--- Start SUPPLIED RECORDS ---

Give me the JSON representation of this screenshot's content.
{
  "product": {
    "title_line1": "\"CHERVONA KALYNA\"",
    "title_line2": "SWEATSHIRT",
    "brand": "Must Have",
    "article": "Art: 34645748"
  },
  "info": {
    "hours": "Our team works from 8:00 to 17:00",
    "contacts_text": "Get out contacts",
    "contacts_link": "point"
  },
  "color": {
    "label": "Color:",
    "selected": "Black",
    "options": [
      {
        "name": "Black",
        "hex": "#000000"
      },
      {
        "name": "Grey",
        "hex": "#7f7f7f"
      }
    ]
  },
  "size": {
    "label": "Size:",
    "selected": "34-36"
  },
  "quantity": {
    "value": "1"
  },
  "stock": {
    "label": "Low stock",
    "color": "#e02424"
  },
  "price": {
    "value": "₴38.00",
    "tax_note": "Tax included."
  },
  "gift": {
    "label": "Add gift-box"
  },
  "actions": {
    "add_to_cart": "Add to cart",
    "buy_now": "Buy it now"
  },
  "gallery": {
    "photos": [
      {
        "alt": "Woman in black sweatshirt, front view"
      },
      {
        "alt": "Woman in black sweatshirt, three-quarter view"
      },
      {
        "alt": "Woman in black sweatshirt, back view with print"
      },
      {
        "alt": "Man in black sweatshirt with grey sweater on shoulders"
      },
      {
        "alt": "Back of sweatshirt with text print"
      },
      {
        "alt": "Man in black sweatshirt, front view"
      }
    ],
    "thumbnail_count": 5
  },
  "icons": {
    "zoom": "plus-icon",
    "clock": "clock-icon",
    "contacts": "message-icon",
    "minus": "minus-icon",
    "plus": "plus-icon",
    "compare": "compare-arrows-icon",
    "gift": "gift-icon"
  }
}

--- End SUPPLIED RECORDS ---

JOB: Write every record out again, unaltered.

ANSWER TO THIS TASK:
Give me the JSON representation of this screenshot's content.
{
  "product": {
    "title_line1": "\"CHERVONA KALYNA\"",
    "title_line2": "SWEATSHIRT",
    "brand": "Must Have",
    "article": "Art: 34645748"
  },
  "info": {
    "hours": "Our team works from 8:00 to 17:00",
    "contacts_text": "Get out contacts",
    "contacts_link": "point"
  },
  "color": {
    "label": "Color:",
    "selected": "Black",
    "options": [
      {
        "name": "Black",
        "hex": "#000000"
      },
      {
        "name": "Grey",
        "hex": "#7f7f7f"
      }
    ]
  },
  "size": {
    "label": "Size:",
    "selected": "34-36"
  },
  "quantity": {
    "value": "1"
  },
  "stock": {
    "label": "Low stock",
    "color": "#e02424"
  },
  "price": {
    "value": "₴38.00",
    "tax_note": "Tax included."
  },
  "gift": {
    "label": "Add gift-box"
  },
  "actions": {
    "add_to_cart": "Add to cart",
    "buy_now": "Buy it now"
  },
  "gallery": {
    "photos": [
      {
        "alt": "Woman in black sweatshirt, front view"
      },
      {
        "alt": "Woman in black sweatshirt, three-quarter view"
      },
      {
        "alt": "Woman in black sweatshirt, back view with print"
      },
      {
        "alt": "Man in black sweatshirt with grey sweater on shoulders"
      },
      {
        "alt": "Back of sweatshirt with text print"
      },
      {
        "alt": "Man in black sweatshirt, front view"
      }
    ],
    "thumbnail_count": 5
  },
  "icons": {
    "zoom": "plus-icon",
    "clock": "clock-icon",
    "contacts": "message-icon",
    "minus": "minus-icon",
    "plus": "plus-icon",
    "compare": "compare-arrows-icon",
    "gift": "gift-icon"
  }
}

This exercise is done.